# WORK TO DO
Records follow. Select each line holding "type".

====== RECORDS SHOWN

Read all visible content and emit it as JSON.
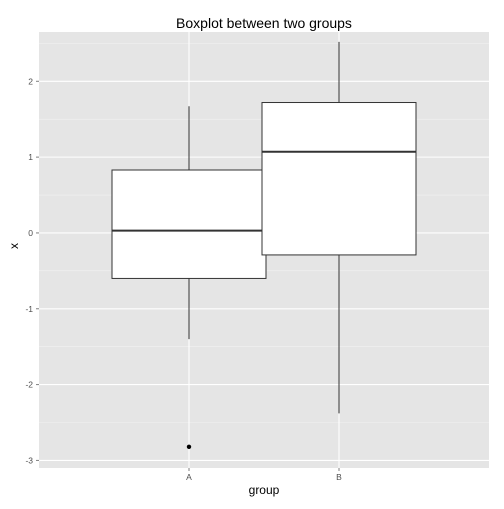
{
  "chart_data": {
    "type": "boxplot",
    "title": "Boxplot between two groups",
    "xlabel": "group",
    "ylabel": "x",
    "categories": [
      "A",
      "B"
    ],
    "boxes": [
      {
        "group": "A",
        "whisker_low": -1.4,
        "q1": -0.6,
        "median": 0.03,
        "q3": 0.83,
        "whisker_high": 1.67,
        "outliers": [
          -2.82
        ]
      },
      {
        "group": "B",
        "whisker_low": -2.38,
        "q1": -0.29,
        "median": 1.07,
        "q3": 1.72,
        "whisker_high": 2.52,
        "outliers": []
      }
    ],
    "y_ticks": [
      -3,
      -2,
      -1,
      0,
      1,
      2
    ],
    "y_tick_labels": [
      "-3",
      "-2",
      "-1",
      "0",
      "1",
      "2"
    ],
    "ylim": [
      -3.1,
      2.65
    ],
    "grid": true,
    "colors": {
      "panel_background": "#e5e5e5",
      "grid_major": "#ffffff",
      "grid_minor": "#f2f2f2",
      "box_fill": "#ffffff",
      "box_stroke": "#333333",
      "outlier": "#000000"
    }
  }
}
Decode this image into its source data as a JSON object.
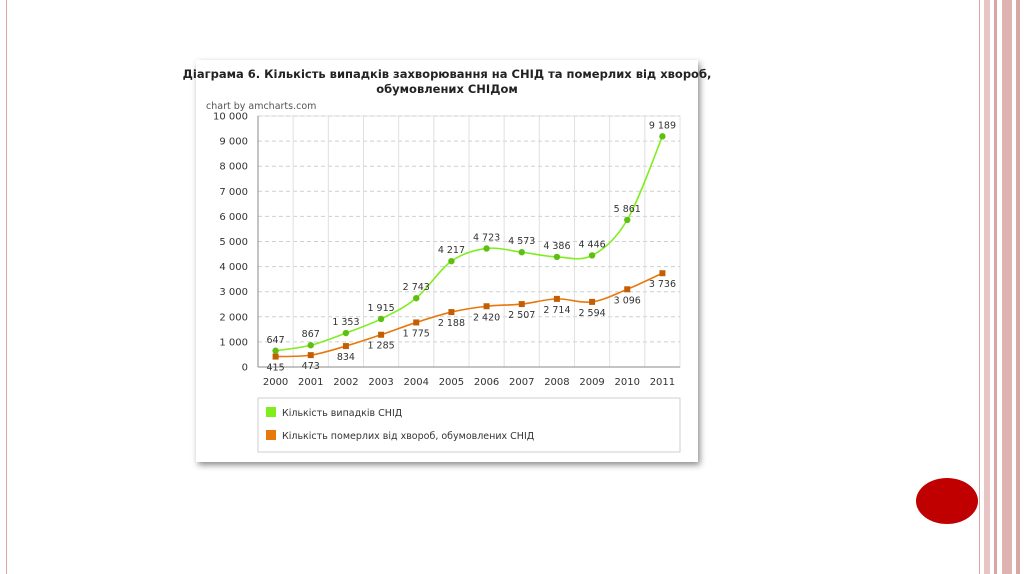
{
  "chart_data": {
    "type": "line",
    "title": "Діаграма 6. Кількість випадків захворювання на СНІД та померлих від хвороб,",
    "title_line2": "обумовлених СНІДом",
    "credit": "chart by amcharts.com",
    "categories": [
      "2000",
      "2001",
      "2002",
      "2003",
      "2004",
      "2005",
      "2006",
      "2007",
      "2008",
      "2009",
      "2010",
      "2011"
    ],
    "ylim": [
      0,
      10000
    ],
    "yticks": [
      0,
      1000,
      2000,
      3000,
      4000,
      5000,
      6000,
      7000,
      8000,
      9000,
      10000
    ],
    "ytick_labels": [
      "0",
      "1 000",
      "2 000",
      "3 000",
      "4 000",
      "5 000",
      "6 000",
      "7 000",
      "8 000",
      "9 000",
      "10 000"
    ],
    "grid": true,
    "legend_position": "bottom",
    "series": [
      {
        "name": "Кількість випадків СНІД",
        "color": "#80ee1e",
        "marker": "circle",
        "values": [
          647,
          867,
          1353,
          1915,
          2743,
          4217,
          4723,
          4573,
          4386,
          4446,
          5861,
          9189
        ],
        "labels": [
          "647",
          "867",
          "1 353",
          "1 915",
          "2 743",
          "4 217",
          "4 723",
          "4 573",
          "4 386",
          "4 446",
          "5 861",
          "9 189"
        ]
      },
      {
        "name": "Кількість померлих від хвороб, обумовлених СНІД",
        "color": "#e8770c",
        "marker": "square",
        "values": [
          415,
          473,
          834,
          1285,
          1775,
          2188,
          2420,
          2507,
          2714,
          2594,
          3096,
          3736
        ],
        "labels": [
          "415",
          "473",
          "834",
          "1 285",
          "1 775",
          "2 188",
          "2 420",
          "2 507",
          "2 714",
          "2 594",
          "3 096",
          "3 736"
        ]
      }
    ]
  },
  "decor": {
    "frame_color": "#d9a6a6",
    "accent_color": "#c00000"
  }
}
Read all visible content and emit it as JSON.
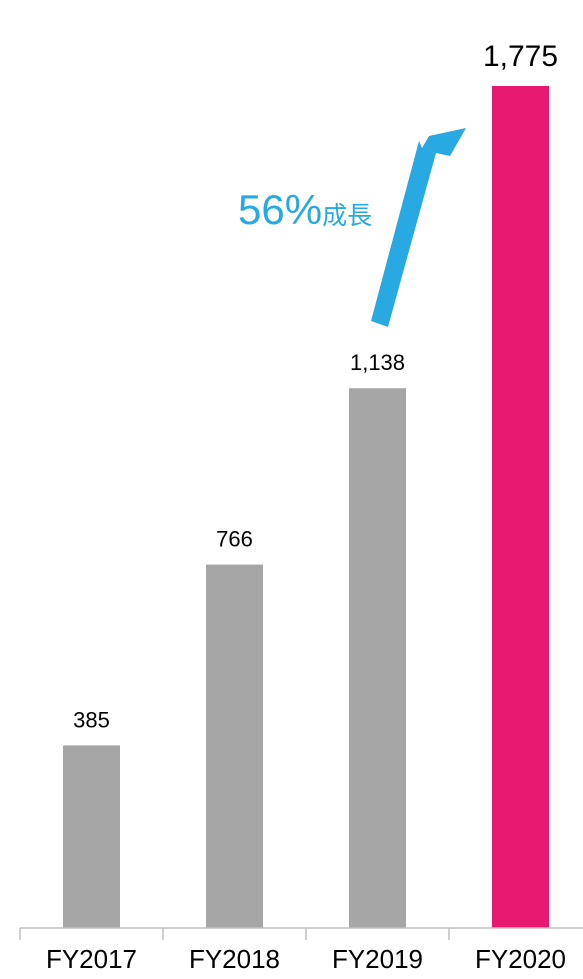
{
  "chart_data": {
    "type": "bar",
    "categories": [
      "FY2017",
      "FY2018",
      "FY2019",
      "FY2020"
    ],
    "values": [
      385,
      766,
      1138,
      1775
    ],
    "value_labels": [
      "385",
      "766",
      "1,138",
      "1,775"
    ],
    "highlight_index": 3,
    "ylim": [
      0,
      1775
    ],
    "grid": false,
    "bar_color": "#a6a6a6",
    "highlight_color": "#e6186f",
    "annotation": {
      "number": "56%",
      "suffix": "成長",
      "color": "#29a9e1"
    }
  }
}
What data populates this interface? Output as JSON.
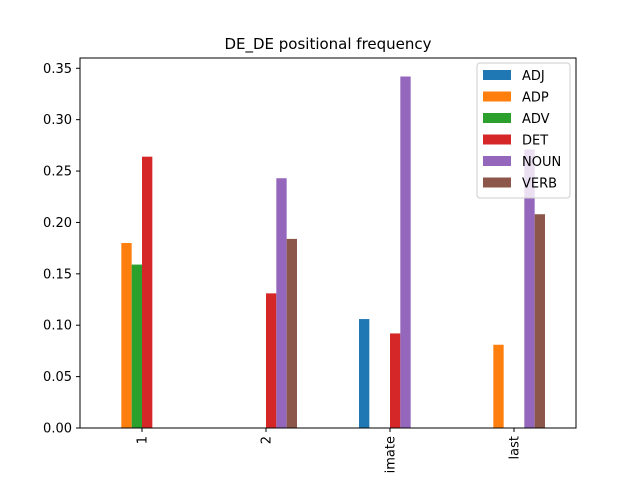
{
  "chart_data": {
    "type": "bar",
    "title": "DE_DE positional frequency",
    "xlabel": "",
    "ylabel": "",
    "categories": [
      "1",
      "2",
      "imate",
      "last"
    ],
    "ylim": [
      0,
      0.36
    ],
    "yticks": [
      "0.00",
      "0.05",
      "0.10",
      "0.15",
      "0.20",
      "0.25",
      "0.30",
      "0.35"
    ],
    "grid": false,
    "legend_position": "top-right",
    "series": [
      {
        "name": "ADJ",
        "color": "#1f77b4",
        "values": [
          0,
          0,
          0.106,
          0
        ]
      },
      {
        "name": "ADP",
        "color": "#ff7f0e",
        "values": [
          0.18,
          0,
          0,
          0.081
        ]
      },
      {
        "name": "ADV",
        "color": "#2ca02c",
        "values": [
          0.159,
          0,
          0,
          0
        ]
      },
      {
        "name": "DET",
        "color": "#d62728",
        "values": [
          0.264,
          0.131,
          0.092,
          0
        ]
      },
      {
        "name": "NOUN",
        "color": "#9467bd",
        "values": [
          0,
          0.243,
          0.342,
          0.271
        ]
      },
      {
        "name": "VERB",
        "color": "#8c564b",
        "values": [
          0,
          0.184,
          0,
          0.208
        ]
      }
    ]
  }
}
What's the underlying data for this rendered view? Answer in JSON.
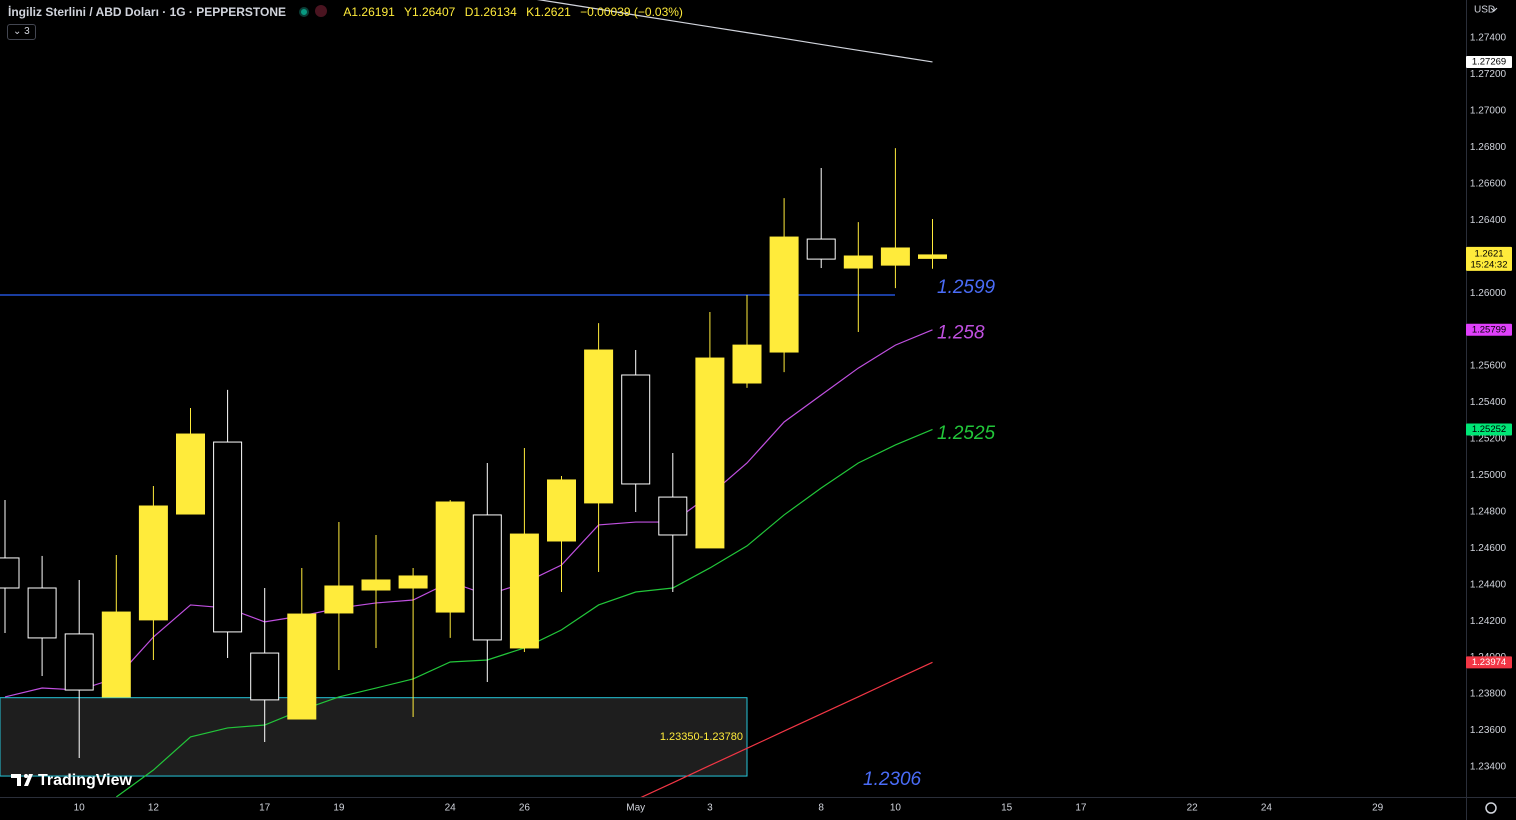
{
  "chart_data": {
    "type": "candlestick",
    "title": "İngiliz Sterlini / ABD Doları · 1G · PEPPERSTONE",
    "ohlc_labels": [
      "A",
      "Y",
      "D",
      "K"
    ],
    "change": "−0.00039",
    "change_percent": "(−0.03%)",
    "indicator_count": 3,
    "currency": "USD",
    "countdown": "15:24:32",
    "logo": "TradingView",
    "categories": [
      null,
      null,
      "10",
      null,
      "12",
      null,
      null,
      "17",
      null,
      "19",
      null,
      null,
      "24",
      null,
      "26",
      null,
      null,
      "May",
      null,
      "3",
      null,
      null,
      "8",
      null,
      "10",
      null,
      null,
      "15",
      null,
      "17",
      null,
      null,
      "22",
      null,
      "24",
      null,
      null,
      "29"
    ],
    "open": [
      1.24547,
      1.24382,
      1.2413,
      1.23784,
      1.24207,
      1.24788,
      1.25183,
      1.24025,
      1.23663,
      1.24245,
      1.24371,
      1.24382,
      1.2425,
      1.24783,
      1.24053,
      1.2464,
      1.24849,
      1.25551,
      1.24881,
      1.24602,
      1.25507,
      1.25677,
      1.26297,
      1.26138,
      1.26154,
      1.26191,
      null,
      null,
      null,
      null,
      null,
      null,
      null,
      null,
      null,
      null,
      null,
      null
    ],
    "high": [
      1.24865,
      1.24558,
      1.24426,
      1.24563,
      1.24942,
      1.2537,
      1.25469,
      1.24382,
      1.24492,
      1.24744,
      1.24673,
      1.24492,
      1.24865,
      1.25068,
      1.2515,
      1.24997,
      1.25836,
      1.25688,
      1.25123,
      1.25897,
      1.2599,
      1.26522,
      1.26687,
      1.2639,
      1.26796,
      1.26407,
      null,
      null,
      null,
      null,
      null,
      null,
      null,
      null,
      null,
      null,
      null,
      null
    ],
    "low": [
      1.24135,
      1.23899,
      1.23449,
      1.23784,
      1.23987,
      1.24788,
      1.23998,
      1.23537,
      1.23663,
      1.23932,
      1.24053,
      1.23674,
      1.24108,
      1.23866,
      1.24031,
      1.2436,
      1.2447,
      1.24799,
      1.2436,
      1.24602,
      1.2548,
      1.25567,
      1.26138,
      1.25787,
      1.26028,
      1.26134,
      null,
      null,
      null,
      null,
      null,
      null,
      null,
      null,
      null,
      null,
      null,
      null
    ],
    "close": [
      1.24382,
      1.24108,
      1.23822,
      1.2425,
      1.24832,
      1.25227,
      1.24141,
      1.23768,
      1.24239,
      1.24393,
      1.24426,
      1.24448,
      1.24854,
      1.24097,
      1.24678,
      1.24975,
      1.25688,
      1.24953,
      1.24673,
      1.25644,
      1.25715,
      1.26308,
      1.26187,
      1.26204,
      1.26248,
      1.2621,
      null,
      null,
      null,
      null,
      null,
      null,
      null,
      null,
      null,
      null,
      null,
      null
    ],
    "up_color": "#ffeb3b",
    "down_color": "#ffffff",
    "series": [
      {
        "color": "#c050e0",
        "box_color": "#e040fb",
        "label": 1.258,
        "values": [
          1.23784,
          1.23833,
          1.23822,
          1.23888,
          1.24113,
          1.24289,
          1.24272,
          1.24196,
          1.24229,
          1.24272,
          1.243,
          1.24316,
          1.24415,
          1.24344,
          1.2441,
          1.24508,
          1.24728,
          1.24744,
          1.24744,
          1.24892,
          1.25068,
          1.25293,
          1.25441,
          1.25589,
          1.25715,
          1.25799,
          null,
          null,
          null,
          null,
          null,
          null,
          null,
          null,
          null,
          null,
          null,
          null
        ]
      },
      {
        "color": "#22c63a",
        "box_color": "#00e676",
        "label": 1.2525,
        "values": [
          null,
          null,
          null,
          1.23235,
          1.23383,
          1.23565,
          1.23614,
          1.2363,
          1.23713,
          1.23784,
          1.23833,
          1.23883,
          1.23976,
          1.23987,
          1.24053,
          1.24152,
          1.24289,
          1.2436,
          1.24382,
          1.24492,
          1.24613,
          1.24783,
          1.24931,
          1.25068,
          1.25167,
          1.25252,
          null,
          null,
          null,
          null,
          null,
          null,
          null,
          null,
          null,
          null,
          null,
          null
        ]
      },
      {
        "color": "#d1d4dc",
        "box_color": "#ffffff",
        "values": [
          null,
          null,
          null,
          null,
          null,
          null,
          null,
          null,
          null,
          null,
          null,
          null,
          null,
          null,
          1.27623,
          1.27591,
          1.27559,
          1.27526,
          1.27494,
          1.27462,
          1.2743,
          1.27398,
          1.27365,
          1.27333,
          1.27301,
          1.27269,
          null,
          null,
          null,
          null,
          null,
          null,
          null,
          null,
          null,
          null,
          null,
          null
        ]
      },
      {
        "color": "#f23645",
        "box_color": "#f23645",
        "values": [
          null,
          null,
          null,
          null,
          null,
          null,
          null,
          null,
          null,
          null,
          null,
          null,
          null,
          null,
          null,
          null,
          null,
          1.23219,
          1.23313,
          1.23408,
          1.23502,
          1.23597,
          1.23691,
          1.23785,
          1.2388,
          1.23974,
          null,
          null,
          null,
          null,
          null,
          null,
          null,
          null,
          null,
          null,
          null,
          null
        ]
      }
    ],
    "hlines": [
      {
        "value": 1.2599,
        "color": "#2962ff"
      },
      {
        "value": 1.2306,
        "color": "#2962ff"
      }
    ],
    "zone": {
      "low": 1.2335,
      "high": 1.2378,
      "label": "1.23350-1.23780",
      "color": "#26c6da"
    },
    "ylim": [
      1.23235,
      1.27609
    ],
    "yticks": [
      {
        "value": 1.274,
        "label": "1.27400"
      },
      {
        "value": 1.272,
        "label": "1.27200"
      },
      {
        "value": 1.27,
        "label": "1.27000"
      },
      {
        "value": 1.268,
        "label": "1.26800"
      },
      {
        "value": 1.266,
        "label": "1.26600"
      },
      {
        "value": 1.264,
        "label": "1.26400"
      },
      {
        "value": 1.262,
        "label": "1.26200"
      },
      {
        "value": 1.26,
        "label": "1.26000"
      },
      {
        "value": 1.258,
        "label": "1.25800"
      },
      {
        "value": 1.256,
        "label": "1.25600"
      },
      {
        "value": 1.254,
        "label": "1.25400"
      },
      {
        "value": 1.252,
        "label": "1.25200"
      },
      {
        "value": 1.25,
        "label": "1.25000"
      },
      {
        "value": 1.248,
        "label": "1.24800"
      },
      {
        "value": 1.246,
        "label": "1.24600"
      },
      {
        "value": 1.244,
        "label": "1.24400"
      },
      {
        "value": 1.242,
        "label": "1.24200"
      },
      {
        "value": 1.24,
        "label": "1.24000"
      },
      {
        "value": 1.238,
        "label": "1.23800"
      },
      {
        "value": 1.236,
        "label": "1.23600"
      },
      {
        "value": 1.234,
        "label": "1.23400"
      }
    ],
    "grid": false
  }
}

============

# ANSWER FOR THIS EXERCISE
    "type": "boxplot",
    "type": "line",
    "type": "bar",
    "type": "bar",
    "type": "candlestick",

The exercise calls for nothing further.